Directions for this task: Go over the listing below line by line, and return each one holding the string "discomfort".

Material provided:
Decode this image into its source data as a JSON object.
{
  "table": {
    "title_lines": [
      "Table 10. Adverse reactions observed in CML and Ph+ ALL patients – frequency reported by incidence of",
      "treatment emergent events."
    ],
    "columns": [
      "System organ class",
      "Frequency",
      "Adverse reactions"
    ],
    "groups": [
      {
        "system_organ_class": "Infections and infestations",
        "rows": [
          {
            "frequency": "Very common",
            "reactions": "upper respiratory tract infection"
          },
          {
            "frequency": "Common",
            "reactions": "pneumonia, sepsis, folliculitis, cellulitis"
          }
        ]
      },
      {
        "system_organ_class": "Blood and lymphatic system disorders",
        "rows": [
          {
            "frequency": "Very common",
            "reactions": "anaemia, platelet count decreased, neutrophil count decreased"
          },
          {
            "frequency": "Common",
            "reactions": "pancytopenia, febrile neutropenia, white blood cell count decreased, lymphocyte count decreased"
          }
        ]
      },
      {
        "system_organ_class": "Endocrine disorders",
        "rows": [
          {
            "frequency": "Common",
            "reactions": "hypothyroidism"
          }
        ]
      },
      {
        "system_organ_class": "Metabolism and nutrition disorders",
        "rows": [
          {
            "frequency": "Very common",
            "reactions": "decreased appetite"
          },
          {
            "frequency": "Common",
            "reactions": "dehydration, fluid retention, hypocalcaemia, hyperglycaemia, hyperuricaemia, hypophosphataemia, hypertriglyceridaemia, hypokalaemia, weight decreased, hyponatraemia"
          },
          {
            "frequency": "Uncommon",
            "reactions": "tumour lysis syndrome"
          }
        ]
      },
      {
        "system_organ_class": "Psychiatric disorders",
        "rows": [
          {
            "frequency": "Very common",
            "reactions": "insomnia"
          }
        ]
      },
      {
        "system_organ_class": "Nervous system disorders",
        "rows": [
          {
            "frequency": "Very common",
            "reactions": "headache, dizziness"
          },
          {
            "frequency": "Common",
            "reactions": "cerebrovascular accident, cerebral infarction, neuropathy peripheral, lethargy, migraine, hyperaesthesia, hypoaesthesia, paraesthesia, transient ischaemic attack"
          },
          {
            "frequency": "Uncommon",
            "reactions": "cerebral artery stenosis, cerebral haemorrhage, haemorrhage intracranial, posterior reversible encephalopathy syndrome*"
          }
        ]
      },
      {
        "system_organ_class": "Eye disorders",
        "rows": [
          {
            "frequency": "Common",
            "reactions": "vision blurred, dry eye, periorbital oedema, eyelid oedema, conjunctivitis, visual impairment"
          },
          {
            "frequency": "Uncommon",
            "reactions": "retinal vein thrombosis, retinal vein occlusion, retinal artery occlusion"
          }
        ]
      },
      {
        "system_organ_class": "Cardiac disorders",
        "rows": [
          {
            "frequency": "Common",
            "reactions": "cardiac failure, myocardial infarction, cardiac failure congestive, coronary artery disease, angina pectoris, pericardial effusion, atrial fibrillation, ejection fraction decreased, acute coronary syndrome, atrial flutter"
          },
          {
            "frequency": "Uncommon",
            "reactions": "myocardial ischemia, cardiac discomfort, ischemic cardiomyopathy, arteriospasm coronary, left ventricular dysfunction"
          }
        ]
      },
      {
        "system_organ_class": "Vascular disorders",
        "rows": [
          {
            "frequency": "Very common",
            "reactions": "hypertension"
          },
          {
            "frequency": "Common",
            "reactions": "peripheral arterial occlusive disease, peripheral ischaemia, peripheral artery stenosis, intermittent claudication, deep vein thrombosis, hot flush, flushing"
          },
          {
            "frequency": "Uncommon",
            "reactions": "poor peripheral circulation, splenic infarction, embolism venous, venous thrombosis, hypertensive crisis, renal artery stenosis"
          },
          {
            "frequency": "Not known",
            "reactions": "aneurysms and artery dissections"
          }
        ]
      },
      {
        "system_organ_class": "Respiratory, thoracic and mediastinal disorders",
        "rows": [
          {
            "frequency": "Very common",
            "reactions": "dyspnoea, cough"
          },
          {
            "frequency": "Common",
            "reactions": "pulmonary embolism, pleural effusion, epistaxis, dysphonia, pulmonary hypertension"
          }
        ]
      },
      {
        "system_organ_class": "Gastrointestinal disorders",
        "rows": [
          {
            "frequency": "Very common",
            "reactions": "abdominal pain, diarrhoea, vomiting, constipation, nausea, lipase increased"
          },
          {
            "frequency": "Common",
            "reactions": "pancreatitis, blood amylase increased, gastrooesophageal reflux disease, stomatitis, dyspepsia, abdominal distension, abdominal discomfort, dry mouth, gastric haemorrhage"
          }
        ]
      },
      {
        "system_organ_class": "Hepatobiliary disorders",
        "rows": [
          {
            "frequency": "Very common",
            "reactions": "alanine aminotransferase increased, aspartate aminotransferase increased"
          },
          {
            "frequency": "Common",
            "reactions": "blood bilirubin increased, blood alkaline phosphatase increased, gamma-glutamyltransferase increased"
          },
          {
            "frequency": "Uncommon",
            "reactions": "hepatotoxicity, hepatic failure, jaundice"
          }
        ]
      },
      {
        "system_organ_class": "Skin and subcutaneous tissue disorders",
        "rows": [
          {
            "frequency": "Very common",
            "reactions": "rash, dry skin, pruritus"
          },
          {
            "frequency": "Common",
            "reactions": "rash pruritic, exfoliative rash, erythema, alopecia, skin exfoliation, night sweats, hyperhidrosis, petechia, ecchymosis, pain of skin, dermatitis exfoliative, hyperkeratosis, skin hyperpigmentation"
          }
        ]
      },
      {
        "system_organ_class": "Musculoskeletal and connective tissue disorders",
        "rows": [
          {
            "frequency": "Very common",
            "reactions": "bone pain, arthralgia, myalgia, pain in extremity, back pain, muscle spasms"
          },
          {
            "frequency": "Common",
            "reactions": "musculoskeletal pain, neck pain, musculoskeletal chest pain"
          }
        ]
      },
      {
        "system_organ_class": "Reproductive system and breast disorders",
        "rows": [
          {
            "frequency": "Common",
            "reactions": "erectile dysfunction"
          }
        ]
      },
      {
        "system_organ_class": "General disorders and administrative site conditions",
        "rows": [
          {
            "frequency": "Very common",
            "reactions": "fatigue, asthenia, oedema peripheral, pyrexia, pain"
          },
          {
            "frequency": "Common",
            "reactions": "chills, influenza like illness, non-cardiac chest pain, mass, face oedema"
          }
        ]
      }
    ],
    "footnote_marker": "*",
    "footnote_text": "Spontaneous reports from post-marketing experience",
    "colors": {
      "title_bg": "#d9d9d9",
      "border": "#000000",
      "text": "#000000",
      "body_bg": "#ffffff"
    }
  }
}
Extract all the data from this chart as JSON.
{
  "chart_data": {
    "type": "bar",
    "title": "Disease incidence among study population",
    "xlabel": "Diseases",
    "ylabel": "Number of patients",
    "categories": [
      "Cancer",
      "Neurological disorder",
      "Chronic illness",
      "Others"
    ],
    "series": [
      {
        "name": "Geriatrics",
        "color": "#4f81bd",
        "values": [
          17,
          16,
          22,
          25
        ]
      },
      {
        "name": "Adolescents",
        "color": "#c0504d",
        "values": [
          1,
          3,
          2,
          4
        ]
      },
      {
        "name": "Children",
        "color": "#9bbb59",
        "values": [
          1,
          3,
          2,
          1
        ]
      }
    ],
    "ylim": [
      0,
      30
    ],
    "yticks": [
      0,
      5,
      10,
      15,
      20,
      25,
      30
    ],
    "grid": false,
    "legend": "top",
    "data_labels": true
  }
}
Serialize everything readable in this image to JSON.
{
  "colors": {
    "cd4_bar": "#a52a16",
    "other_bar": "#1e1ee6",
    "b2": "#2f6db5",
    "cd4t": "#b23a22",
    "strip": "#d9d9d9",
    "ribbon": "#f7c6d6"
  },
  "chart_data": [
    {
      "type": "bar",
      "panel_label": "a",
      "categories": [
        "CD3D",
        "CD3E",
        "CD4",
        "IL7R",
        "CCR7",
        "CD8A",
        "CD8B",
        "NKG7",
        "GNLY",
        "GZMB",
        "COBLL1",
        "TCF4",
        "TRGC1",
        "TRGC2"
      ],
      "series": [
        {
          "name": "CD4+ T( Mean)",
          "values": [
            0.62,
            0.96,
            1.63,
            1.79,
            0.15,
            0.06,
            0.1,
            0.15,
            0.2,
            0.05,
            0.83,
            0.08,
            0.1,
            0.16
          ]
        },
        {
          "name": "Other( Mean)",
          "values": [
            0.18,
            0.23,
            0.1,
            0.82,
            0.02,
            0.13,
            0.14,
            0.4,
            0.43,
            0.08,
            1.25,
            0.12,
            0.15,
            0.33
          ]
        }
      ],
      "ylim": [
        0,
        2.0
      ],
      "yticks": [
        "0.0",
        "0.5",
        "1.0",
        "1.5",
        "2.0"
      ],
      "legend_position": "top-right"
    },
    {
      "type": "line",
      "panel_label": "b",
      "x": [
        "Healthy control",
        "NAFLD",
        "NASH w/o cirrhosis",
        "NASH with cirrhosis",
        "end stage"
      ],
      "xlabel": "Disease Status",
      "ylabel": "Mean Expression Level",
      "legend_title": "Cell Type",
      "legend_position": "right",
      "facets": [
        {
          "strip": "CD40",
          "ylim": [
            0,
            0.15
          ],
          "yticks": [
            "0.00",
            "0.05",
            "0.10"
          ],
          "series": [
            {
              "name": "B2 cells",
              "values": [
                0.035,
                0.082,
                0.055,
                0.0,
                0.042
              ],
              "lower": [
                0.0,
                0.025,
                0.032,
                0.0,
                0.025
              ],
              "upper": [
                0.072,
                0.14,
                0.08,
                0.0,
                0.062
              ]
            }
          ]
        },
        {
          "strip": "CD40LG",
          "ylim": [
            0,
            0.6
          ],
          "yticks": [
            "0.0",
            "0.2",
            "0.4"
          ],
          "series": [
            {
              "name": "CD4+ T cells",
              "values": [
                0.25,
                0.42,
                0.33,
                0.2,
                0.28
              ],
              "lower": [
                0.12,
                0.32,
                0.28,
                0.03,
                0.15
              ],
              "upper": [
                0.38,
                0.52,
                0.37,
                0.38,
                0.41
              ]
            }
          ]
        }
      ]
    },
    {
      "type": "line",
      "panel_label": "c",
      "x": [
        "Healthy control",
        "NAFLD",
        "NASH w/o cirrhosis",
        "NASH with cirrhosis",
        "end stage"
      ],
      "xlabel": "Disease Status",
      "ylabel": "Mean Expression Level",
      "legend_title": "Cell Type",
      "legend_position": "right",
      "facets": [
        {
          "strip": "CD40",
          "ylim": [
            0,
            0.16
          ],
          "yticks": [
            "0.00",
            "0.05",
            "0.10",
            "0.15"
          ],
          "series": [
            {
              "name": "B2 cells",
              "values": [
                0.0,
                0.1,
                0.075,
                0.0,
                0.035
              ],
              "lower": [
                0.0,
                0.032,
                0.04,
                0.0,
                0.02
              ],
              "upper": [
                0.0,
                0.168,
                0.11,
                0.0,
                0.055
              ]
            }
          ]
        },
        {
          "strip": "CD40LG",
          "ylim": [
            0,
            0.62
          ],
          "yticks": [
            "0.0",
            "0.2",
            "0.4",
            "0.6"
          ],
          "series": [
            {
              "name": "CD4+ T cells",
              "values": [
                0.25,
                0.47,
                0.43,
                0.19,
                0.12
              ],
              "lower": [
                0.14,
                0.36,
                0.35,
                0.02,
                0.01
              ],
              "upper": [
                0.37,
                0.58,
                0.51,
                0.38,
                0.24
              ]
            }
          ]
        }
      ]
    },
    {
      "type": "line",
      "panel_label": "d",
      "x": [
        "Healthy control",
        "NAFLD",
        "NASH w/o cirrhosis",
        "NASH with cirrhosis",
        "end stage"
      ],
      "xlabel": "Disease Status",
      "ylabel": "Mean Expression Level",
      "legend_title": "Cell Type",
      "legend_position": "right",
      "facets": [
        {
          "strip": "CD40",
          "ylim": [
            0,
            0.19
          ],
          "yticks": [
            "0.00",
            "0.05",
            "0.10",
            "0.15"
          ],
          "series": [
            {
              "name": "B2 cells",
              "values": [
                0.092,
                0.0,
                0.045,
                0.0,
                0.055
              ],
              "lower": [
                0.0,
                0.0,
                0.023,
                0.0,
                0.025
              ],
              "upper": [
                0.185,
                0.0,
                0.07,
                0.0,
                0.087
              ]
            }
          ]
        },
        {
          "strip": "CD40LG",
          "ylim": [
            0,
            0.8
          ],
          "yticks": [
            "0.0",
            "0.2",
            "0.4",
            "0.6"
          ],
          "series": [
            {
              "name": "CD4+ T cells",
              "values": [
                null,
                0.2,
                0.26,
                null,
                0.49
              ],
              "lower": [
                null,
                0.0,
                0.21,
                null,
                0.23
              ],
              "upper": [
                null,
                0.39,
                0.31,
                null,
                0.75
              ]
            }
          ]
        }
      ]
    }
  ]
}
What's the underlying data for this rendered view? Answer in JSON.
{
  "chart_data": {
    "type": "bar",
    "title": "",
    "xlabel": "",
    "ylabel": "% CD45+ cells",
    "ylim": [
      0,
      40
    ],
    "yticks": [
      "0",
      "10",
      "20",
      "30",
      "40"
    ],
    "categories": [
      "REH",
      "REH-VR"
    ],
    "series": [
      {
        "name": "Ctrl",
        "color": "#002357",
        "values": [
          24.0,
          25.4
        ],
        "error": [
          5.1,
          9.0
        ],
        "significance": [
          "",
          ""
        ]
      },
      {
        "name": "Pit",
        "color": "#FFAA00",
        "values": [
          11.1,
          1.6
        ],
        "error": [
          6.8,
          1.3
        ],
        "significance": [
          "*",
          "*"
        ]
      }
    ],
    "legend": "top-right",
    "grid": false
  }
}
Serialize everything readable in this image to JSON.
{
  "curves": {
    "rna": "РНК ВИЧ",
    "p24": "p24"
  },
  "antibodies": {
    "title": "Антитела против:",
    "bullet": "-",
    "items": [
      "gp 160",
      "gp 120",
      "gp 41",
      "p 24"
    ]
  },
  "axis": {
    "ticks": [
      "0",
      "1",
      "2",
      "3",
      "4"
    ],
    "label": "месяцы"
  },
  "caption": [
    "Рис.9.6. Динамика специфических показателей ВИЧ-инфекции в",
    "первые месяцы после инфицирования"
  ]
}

Exercise result:
            "reactions": "myocardial ischemia, cardiac discomfort, ischemic cardiomyopathy, arteriospasm coronary, left ventricular dysfunction"
            "reactions": "pancreatitis, blood amylase increased, gastrooesophageal reflux disease, stomatitis, dyspepsia, abdominal distension, abdominal discomfort, dry mouth, gastric haemorrhage"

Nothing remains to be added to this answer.